- Task prompt -
Count the lines that hold the string "html". Reply with the number alone.

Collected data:
<<<<
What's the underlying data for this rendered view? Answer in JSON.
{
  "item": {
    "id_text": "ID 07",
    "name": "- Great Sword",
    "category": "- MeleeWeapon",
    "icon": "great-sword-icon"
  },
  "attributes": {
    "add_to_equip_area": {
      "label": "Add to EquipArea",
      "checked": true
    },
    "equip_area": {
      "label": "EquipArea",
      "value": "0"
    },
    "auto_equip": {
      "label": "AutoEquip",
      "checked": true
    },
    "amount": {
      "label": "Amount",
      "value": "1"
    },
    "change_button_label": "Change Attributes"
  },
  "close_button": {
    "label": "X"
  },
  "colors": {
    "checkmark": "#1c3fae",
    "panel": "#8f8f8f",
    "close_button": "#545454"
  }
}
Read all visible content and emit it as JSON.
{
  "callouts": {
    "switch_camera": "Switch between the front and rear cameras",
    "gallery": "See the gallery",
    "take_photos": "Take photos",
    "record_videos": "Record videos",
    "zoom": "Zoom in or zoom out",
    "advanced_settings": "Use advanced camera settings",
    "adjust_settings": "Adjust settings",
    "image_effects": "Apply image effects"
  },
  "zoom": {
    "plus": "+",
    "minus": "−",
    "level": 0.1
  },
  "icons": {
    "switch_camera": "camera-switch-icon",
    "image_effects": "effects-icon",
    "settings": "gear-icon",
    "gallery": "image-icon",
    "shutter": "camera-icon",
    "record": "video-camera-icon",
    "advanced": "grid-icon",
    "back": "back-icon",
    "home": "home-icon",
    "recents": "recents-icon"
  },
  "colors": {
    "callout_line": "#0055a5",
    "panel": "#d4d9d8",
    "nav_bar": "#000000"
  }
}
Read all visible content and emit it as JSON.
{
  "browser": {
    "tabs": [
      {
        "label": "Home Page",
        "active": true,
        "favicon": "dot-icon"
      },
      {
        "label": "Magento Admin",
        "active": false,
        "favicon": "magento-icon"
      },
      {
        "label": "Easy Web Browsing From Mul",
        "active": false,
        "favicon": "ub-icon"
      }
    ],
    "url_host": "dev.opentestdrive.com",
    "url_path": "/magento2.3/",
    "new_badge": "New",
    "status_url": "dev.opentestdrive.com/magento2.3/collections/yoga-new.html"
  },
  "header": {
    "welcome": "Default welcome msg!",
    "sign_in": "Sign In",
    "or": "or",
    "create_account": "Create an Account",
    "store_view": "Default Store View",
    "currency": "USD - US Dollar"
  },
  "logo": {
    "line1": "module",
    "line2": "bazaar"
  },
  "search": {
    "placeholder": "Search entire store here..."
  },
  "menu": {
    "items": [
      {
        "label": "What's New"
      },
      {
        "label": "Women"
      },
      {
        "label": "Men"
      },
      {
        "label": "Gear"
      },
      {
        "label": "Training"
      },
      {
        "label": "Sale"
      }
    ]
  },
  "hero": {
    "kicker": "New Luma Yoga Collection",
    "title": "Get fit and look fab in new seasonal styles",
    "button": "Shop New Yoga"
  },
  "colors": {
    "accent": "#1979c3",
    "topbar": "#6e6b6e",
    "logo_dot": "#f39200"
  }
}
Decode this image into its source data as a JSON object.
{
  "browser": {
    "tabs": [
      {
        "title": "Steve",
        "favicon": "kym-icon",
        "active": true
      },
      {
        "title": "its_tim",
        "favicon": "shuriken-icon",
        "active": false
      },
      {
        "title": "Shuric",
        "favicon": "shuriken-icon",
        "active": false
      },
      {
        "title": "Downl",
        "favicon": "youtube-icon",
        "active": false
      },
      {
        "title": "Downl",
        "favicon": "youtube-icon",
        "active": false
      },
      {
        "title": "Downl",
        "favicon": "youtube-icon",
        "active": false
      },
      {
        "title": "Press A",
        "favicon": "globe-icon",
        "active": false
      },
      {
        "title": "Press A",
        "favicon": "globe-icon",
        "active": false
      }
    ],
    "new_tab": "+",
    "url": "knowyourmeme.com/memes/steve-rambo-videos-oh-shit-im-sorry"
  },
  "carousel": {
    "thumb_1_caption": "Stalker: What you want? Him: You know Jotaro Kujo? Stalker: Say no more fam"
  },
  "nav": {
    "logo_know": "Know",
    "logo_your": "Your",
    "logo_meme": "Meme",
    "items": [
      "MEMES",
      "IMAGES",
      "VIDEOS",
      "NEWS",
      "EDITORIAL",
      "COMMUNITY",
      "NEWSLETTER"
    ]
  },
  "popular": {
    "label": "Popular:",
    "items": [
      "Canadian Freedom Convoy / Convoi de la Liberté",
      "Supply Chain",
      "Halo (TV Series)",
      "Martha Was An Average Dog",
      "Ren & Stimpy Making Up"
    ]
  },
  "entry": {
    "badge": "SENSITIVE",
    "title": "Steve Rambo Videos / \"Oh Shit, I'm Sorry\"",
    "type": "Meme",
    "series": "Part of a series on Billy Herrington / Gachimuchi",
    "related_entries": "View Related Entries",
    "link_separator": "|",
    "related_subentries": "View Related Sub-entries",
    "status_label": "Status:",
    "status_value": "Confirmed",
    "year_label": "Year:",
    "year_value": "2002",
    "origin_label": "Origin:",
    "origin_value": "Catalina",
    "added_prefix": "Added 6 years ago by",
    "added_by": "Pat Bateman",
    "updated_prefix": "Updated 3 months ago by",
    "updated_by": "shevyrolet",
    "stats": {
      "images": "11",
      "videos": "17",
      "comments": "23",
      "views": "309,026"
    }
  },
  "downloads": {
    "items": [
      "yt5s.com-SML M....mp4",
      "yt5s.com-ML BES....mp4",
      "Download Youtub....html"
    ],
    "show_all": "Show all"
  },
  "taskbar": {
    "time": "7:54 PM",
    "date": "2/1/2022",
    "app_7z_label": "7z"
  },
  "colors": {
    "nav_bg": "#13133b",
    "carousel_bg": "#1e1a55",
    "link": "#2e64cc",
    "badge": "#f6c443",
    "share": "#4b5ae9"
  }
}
>>>>
- Result below -
2